Copy out the listing between the lines holding "- pager-value[interactable]: 1" and "- debug-tools-button[interactable]: [1578, 15, 1598, 35]", inclusive, reproducing each line as it appears.

[BEGIN DATA TO USE]

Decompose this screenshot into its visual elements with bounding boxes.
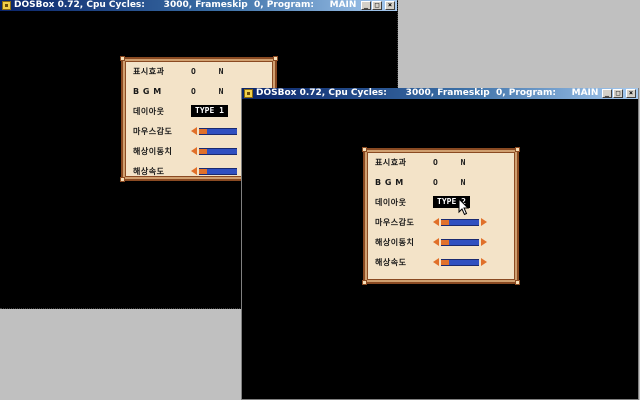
dosbox-window-front[interactable]: DOSBox 0.72, Cpu Cycles: 3000, Frameskip… (241, 88, 639, 400)
option-effects[interactable]: 표시효과 O N (375, 155, 474, 169)
panel-corner (120, 56, 125, 61)
layout-label: 데이아웃 (375, 197, 407, 207)
minimize-button[interactable]: _ (361, 1, 371, 10)
resolution-move-label: 해상이동치 (133, 146, 173, 156)
mouse-sensitivity-slider[interactable] (191, 127, 237, 135)
slider-fill (199, 148, 207, 154)
slider-fill (441, 259, 449, 265)
option-resolution-move[interactable]: 해상이동치 (133, 144, 237, 158)
slider-track[interactable] (441, 238, 479, 246)
effects-label: 표시효과 (375, 157, 407, 167)
slider-fill (199, 168, 207, 174)
slider-fill (441, 239, 449, 245)
option-layout[interactable]: 데이아웃 TYPE 2 (375, 195, 470, 209)
effects-label: 표시효과 (133, 66, 165, 76)
resolution-speed-label: 해상속도 (375, 257, 407, 267)
bgm-toggle[interactable]: O N (433, 178, 474, 187)
increase-arrow-icon[interactable] (481, 258, 487, 266)
increase-arrow-icon[interactable] (481, 238, 487, 246)
option-resolution-move[interactable]: 해상이동치 (375, 235, 487, 249)
decrease-arrow-icon[interactable] (433, 258, 439, 266)
mouse-sensitivity-label: 마우스감도 (133, 126, 173, 136)
window-title: DOSBox 0.72, Cpu Cycles: 3000, Frameskip… (14, 0, 357, 10)
effects-toggle[interactable]: O N (191, 67, 232, 76)
resolution-move-label: 해상이동치 (375, 237, 415, 247)
resolution-speed-slider[interactable] (191, 167, 237, 175)
decrease-arrow-icon[interactable] (433, 238, 439, 246)
resolution-move-slider[interactable] (433, 238, 487, 246)
resolution-move-slider[interactable] (191, 147, 237, 155)
maximize-button[interactable]: □ (372, 1, 382, 10)
option-bgm[interactable]: B G M O N (133, 84, 232, 98)
maximize-button[interactable]: □ (613, 89, 623, 98)
option-resolution-speed[interactable]: 해상속도 (133, 164, 237, 178)
slider-track[interactable] (199, 167, 237, 175)
mouse-sensitivity-label: 마우스감도 (375, 217, 415, 227)
decrease-arrow-icon[interactable] (191, 147, 197, 155)
panel-corner (273, 56, 278, 61)
decrease-arrow-icon[interactable] (191, 127, 197, 135)
decrease-arrow-icon[interactable] (433, 218, 439, 226)
mouse-sensitivity-slider[interactable] (433, 218, 487, 226)
panel-corner (120, 177, 125, 182)
bgm-toggle[interactable]: O N (191, 87, 232, 96)
slider-fill (199, 128, 207, 134)
slider-track[interactable] (441, 258, 479, 266)
slider-fill (441, 219, 449, 225)
dosbox-app-icon[interactable] (2, 1, 11, 10)
window-title: DOSBox 0.72, Cpu Cycles: 3000, Frameskip… (256, 88, 599, 98)
options-panel: 표시효과 O N B G M O N 데이아웃 TYPE 2 마우스감도 해상이… (362, 147, 520, 285)
mouse-pointer-icon (458, 198, 470, 216)
titlebar[interactable]: DOSBox 0.72, Cpu Cycles: 3000, Frameskip… (242, 88, 638, 99)
option-resolution-speed[interactable]: 해상속도 (375, 255, 487, 269)
titlebar[interactable]: DOSBox 0.72, Cpu Cycles: 3000, Frameskip… (0, 0, 397, 11)
panel-corner (515, 280, 520, 285)
slider-track[interactable] (199, 147, 237, 155)
decrease-arrow-icon[interactable] (191, 167, 197, 175)
close-button[interactable]: × (626, 89, 636, 98)
option-layout[interactable]: 데이아웃 TYPE 1 (133, 104, 228, 118)
effects-toggle[interactable]: O N (433, 158, 474, 167)
resolution-speed-slider[interactable] (433, 258, 487, 266)
layout-type-select[interactable]: TYPE 1 (191, 105, 228, 117)
bgm-label: B G M (375, 177, 404, 187)
close-button[interactable]: × (385, 1, 395, 10)
increase-arrow-icon[interactable] (481, 218, 487, 226)
panel-corner (362, 280, 367, 285)
option-bgm[interactable]: B G M O N (375, 175, 474, 189)
dosbox-app-icon[interactable] (244, 89, 253, 98)
panel-corner (362, 147, 367, 152)
option-mouse-sensitivity[interactable]: 마우스감도 (133, 124, 237, 138)
option-effects[interactable]: 표시효과 O N (133, 64, 232, 78)
minimize-button[interactable]: _ (602, 89, 612, 98)
panel-corner (515, 147, 520, 152)
resolution-speed-label: 해상속도 (133, 166, 165, 176)
bgm-label: B G M (133, 86, 162, 96)
slider-track[interactable] (441, 218, 479, 226)
slider-track[interactable] (199, 127, 237, 135)
option-mouse-sensitivity[interactable]: 마우스감도 (375, 215, 487, 229)
layout-label: 데이아웃 (133, 106, 165, 116)
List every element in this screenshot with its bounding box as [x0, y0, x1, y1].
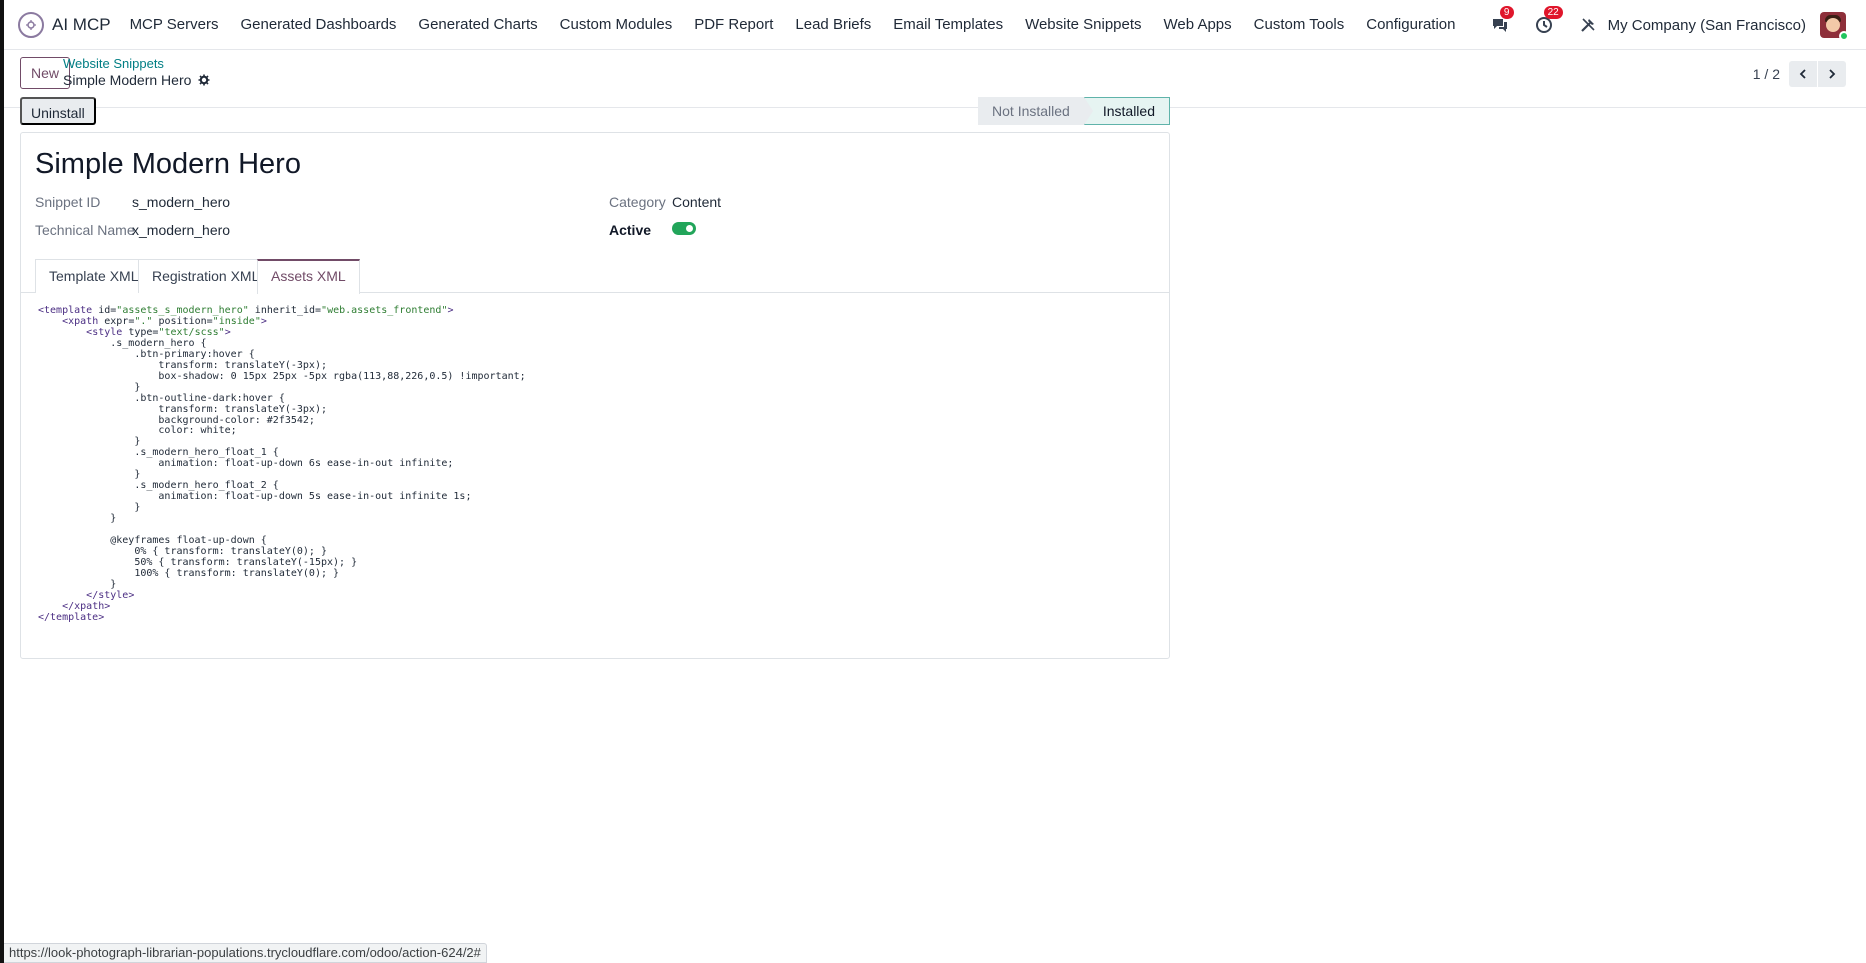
- pager-value[interactable]: 1 / 2: [1753, 66, 1780, 82]
- chevron-left-icon: [1799, 69, 1806, 79]
- menu-generated-charts[interactable]: Generated Charts: [407, 0, 548, 50]
- menu-generated-dashboards[interactable]: Generated Dashboards: [229, 0, 407, 50]
- code-line: animation: float-up-down 6s ease-in-out …: [38, 458, 454, 470]
- code-line: }: [38, 578, 117, 590]
- code-xpath-open: <xpath: [62, 315, 99, 327]
- code-line: transform: translateY(-3px);: [38, 359, 327, 371]
- menu-lead-briefs[interactable]: Lead Briefs: [784, 0, 882, 50]
- snippet-id-label: Snippet ID: [35, 194, 101, 210]
- record-breadcrumb-title: Simple Modern Hero: [63, 71, 210, 89]
- menu-email-templates[interactable]: Email Templates: [882, 0, 1014, 50]
- debug-tools-button[interactable]: [1578, 15, 1598, 35]
- app-name: AI MCP: [52, 14, 111, 34]
- snippet-id-field[interactable]: s_modern_hero: [132, 193, 230, 211]
- navbar-systray: 9 22 My Company (San Francisco): [1466, 0, 1849, 50]
- online-status-dot: [1839, 31, 1849, 41]
- user-avatar[interactable]: [1820, 12, 1849, 41]
- record-title[interactable]: Simple Modern Hero: [35, 147, 301, 181]
- code-line: transform: translateY(-3px);: [38, 403, 327, 415]
- menu-mcp-servers[interactable]: MCP Servers: [119, 0, 230, 50]
- menu-web-apps[interactable]: Web Apps: [1153, 0, 1243, 50]
- code-line: @keyframes float-up-down {: [38, 535, 267, 547]
- code-line: 50% { transform: translateY(-15px); }: [38, 556, 358, 568]
- code-line: }: [38, 502, 141, 514]
- activities-badge: 22: [1543, 6, 1563, 19]
- menu-configuration[interactable]: Configuration: [1355, 0, 1466, 50]
- code-template-close: </template>: [38, 611, 105, 623]
- code-line: .s_modern_hero {: [38, 337, 207, 349]
- code-line: 0% { transform: translateY(0); }: [38, 545, 327, 557]
- uninstall-button[interactable]: Uninstall: [20, 97, 96, 125]
- code-style-close: </style>: [86, 589, 135, 601]
- code-xpath-close: </xpath>: [62, 600, 111, 612]
- messages-button[interactable]: 9: [1490, 6, 1514, 35]
- code-template-id: "assets_s_modern_hero": [116, 305, 249, 316]
- menu-custom-tools[interactable]: Custom Tools: [1243, 0, 1356, 50]
- code-line: animation: float-up-down 5s ease-in-out …: [38, 491, 472, 503]
- code-line: .btn-primary:hover {: [38, 348, 255, 360]
- gear-icon[interactable]: [198, 74, 210, 86]
- menu-website-snippets[interactable]: Website Snippets: [1014, 0, 1152, 50]
- code-inherit-id: "web.assets_frontend": [321, 305, 448, 316]
- stage-not-installed[interactable]: Not Installed: [978, 97, 1084, 125]
- code-css-body: .s_modern_hero { .btn-primary:hover { tr…: [38, 337, 526, 590]
- code-line: }: [38, 469, 141, 481]
- tab-registration-xml[interactable]: Registration XML: [138, 259, 274, 293]
- notebook-tabs: Template XML Registration XML Assets XML: [21, 259, 1169, 294]
- form-sheet: Simple Modern Hero Snippet ID s_modern_h…: [20, 132, 1170, 659]
- activities-button[interactable]: 22: [1534, 6, 1563, 35]
- menu-custom-modules[interactable]: Custom Modules: [549, 0, 684, 50]
- code-line: }: [38, 436, 141, 448]
- code-line: .s_modern_hero_float_1 {: [38, 447, 279, 459]
- top-navbar: AI MCP MCP Servers Generated Dashboards …: [4, 0, 1866, 50]
- code-style-open: <style: [86, 326, 123, 338]
- company-switcher[interactable]: My Company (San Francisco): [1608, 17, 1806, 34]
- ai-mcp-logo-icon: [18, 11, 44, 38]
- pager-previous-button[interactable]: [1789, 61, 1817, 87]
- active-label: Active: [609, 222, 652, 238]
- pager-next-button[interactable]: [1818, 61, 1846, 87]
- tab-assets-xml[interactable]: Assets XML: [257, 259, 360, 294]
- breadcrumb-website-snippets[interactable]: Website Snippets: [63, 56, 164, 72]
- code-template-open: <template: [38, 305, 93, 316]
- code-line: }: [38, 381, 141, 393]
- menu-pdf-report[interactable]: PDF Report: [683, 0, 784, 50]
- technical-name-label: Technical Name: [35, 222, 135, 238]
- pager: 1 / 2: [1753, 61, 1846, 87]
- code-line: background-color: #2f3542;: [38, 414, 315, 426]
- avatar-face: [1826, 18, 1840, 32]
- app-brand[interactable]: AI MCP: [18, 11, 111, 38]
- stage-installed[interactable]: Installed: [1083, 97, 1170, 125]
- code-line: color: white;: [38, 425, 237, 437]
- tab-template-xml[interactable]: Template XML: [35, 259, 153, 293]
- code-line: box-shadow: 0 15px 25px -5px rgba(113,88…: [38, 370, 526, 382]
- category-label: Category: [609, 194, 666, 210]
- assets-xml-code-editor[interactable]: <template id="assets_s_modern_hero" inhe…: [38, 305, 526, 624]
- chevron-right-icon: [1829, 69, 1836, 79]
- state-selector: Not Installed Installed: [978, 97, 1170, 125]
- record-name: Simple Modern Hero: [63, 72, 192, 88]
- active-toggle[interactable]: [672, 222, 696, 235]
- code-line: .btn-outline-dark:hover {: [38, 392, 285, 404]
- messages-badge: 9: [1499, 6, 1514, 19]
- technical-name-field[interactable]: x_modern_hero: [132, 221, 230, 239]
- tools-icon: [1580, 18, 1595, 32]
- code-line: 100% { transform: translateY(0); }: [38, 567, 340, 579]
- form-statusbar: Uninstall Not Installed Installed: [20, 97, 1170, 125]
- code-line: }: [38, 513, 117, 525]
- code-line: .s_modern_hero_float_2 {: [38, 480, 279, 492]
- link-url-status: https://look-photograph-librarian-popula…: [4, 943, 487, 963]
- main-menu: MCP Servers Generated Dashboards Generat…: [119, 0, 1467, 50]
- category-field[interactable]: Content: [672, 193, 721, 211]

[END DATA TO USE]

◆ **RESPONSE TO THIS TASK**:
- pager-value[interactable]: 1 / 2: [1753, 66, 1780, 82]
- chevron-left-icon: [1799, 69, 1806, 79]
- menu-generated-charts[interactable]: Generated Charts: [407, 0, 548, 50]
- menu-generated-dashboards[interactable]: Generated Dashboards: [229, 0, 407, 50]
- code-line: animation: float-up-down 6s ease-in-out …: [38, 458, 454, 470]
- code-line: }: [38, 578, 117, 590]
- code-xpath-open: <xpath: [62, 315, 99, 327]
- code-line: transform: translateY(-3px);: [38, 359, 327, 371]
- menu-lead-briefs[interactable]: Lead Briefs: [784, 0, 882, 50]
- snippet-id-label: Snippet ID: [35, 194, 101, 210]
- record-breadcrumb-title: Simple Modern Hero: [63, 71, 210, 89]
- menu-email-templates[interactable]: Email Templates: [882, 0, 1014, 50]
- debug-tools-button[interactable]: [1578, 15, 1598, 35]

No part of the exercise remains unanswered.